%%

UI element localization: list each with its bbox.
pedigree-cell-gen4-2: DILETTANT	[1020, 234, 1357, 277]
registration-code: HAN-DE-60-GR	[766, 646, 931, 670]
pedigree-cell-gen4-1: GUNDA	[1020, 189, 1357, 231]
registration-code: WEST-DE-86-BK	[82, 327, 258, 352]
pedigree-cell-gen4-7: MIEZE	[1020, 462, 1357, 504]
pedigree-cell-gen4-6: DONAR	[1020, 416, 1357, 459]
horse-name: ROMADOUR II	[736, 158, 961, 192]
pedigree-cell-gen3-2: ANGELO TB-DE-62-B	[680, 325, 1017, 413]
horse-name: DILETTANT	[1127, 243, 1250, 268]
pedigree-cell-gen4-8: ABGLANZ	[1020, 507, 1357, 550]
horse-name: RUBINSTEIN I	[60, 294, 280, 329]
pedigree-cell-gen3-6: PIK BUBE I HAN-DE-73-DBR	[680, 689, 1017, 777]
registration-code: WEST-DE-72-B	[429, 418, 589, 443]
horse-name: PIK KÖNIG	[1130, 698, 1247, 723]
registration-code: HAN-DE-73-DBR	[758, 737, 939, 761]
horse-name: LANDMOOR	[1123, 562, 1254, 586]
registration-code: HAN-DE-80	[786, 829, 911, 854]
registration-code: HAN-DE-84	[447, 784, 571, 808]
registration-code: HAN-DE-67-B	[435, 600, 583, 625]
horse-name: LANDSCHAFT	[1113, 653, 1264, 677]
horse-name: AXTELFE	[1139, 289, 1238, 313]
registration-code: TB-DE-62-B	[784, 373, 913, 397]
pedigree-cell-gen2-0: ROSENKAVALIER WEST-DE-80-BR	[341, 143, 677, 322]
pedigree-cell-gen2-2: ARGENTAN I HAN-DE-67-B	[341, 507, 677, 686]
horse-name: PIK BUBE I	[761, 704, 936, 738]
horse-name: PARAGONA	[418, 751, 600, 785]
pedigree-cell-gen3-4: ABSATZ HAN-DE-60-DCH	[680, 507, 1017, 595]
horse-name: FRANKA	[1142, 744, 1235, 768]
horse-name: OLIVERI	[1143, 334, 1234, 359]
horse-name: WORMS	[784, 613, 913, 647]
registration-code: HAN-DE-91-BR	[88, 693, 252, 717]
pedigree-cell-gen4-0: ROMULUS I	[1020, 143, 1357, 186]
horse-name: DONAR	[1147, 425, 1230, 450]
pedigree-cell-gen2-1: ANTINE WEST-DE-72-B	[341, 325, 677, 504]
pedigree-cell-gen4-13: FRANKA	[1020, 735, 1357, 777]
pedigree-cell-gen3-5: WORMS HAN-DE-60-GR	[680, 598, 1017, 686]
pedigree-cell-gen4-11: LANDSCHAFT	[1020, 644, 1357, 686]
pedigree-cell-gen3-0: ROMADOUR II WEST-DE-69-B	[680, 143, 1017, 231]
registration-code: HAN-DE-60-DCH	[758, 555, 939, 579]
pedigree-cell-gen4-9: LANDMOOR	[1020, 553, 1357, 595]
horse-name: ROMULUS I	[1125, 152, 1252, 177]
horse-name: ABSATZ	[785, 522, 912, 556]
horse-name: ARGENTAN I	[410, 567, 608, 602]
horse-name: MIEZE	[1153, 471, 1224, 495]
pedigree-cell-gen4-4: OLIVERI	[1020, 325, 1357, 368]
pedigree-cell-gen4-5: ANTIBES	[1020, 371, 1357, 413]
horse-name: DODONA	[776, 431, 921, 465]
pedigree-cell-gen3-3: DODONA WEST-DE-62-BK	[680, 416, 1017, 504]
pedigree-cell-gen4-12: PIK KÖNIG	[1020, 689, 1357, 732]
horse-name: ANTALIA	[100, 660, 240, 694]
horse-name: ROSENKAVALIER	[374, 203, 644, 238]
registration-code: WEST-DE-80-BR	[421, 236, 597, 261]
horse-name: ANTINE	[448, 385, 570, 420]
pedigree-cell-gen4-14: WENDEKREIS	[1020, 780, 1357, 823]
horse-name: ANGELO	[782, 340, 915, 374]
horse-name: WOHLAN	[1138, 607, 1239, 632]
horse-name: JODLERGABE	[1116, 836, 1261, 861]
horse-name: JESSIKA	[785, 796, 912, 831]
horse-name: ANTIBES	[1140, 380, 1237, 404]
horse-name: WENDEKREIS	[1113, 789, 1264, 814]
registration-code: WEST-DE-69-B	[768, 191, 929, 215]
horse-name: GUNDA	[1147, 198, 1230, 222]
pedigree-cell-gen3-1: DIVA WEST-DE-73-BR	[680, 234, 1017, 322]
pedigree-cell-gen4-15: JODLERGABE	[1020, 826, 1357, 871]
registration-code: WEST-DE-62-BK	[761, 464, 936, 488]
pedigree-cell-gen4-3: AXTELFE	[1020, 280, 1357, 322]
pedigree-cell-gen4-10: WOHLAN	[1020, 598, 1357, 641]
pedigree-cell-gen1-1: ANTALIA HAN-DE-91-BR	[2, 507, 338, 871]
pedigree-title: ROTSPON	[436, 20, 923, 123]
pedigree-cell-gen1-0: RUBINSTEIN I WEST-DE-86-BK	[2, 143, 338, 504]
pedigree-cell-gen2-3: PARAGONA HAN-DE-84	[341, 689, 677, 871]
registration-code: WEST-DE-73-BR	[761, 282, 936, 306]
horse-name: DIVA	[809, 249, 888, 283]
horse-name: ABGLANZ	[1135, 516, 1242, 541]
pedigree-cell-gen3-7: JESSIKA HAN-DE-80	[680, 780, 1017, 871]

%%

Given exercise
Rewrite every line of the items above, swapping each "horse-name" for "horse-label" and leaving the rest untouched.

Reply to the task
UI element localization: list each with its bbox.
pedigree-cell-gen4-2: DILETTANT	[1020, 234, 1357, 277]
registration-code: HAN-DE-60-GR	[766, 646, 931, 670]
pedigree-cell-gen4-1: GUNDA	[1020, 189, 1357, 231]
registration-code: WEST-DE-86-BK	[82, 327, 258, 352]
pedigree-cell-gen4-7: MIEZE	[1020, 462, 1357, 504]
pedigree-cell-gen4-6: DONAR	[1020, 416, 1357, 459]
horse-label: ROMADOUR II	[736, 158, 961, 192]
pedigree-cell-gen3-2: ANGELO TB-DE-62-B	[680, 325, 1017, 413]
horse-label: DILETTANT	[1127, 243, 1250, 268]
pedigree-cell-gen4-8: ABGLANZ	[1020, 507, 1357, 550]
horse-label: RUBINSTEIN I	[60, 294, 280, 329]
pedigree-cell-gen3-6: PIK BUBE I HAN-DE-73-DBR	[680, 689, 1017, 777]
registration-code: WEST-DE-72-B	[429, 418, 589, 443]
horse-label: PIK KÖNIG	[1130, 698, 1247, 723]
registration-code: HAN-DE-73-DBR	[758, 737, 939, 761]
horse-label: LANDMOOR	[1123, 562, 1254, 586]
registration-code: HAN-DE-80	[786, 829, 911, 854]
registration-code: HAN-DE-84	[447, 784, 571, 808]
registration-code: HAN-DE-67-B	[435, 600, 583, 625]
horse-label: LANDSCHAFT	[1113, 653, 1264, 677]
horse-label: AXTELFE	[1139, 289, 1238, 313]
registration-code: TB-DE-62-B	[784, 373, 913, 397]
pedigree-cell-gen2-0: ROSENKAVALIER WEST-DE-80-BR	[341, 143, 677, 322]
pedigree-cell-gen2-2: ARGENTAN I HAN-DE-67-B	[341, 507, 677, 686]
horse-label: PIK BUBE I	[761, 704, 936, 738]
horse-label: PARAGONA	[418, 751, 600, 785]
pedigree-cell-gen3-4: ABSATZ HAN-DE-60-DCH	[680, 507, 1017, 595]
horse-label: FRANKA	[1142, 744, 1235, 768]
horse-label: OLIVERI	[1143, 334, 1234, 359]
horse-label: WORMS	[784, 613, 913, 647]
registration-code: HAN-DE-91-BR	[88, 693, 252, 717]
pedigree-cell-gen4-0: ROMULUS I	[1020, 143, 1357, 186]
horse-label: DONAR	[1147, 425, 1230, 450]
pedigree-cell-gen2-1: ANTINE WEST-DE-72-B	[341, 325, 677, 504]
pedigree-cell-gen4-13: FRANKA	[1020, 735, 1357, 777]
pedigree-cell-gen3-5: WORMS HAN-DE-60-GR	[680, 598, 1017, 686]
pedigree-cell-gen4-11: LANDSCHAFT	[1020, 644, 1357, 686]
pedigree-cell-gen3-0: ROMADOUR II WEST-DE-69-B	[680, 143, 1017, 231]
registration-code: HAN-DE-60-DCH	[758, 555, 939, 579]
pedigree-cell-gen4-9: LANDMOOR	[1020, 553, 1357, 595]
horse-label: ROMULUS I	[1125, 152, 1252, 177]
horse-label: ABSATZ	[785, 522, 912, 556]
horse-label: ARGENTAN I	[410, 567, 608, 602]
horse-label: MIEZE	[1153, 471, 1224, 495]
pedigree-cell-gen4-4: OLIVERI	[1020, 325, 1357, 368]
pedigree-cell-gen4-5: ANTIBES	[1020, 371, 1357, 413]
horse-label: DODONA	[776, 431, 921, 465]
pedigree-cell-gen3-3: DODONA WEST-DE-62-BK	[680, 416, 1017, 504]
pedigree-cell-gen4-12: PIK KÖNIG	[1020, 689, 1357, 732]
horse-label: ANTALIA	[100, 660, 240, 694]
horse-label: ROSENKAVALIER	[374, 203, 644, 238]
registration-code: WEST-DE-80-BR	[421, 236, 597, 261]
horse-label: ANTINE	[448, 385, 570, 420]
pedigree-cell-gen4-14: WENDEKREIS	[1020, 780, 1357, 823]
horse-label: ANGELO	[782, 340, 915, 374]
horse-label: WOHLAN	[1138, 607, 1239, 632]
horse-label: JODLERGABE	[1116, 836, 1261, 861]
horse-label: JESSIKA	[785, 796, 912, 831]
horse-label: ANTIBES	[1140, 380, 1237, 404]
horse-label: WENDEKREIS	[1113, 789, 1264, 814]
registration-code: WEST-DE-69-B	[768, 191, 929, 215]
horse-label: GUNDA	[1147, 198, 1230, 222]
pedigree-cell-gen3-1: DIVA WEST-DE-73-BR	[680, 234, 1017, 322]
pedigree-cell-gen4-15: JODLERGABE	[1020, 826, 1357, 871]
registration-code: WEST-DE-62-BK	[761, 464, 936, 488]
pedigree-cell-gen4-3: AXTELFE	[1020, 280, 1357, 322]
pedigree-cell-gen4-10: WOHLAN	[1020, 598, 1357, 641]
pedigree-cell-gen1-1: ANTALIA HAN-DE-91-BR	[2, 507, 338, 871]
pedigree-title: ROTSPON	[436, 20, 923, 123]
pedigree-cell-gen1-0: RUBINSTEIN I WEST-DE-86-BK	[2, 143, 338, 504]
pedigree-cell-gen2-3: PARAGONA HAN-DE-84	[341, 689, 677, 871]
registration-code: WEST-DE-73-BR	[761, 282, 936, 306]
horse-label: DIVA	[809, 249, 888, 283]
horse-label: ABGLANZ	[1135, 516, 1242, 541]
pedigree-cell-gen3-7: JESSIKA HAN-DE-80	[680, 780, 1017, 871]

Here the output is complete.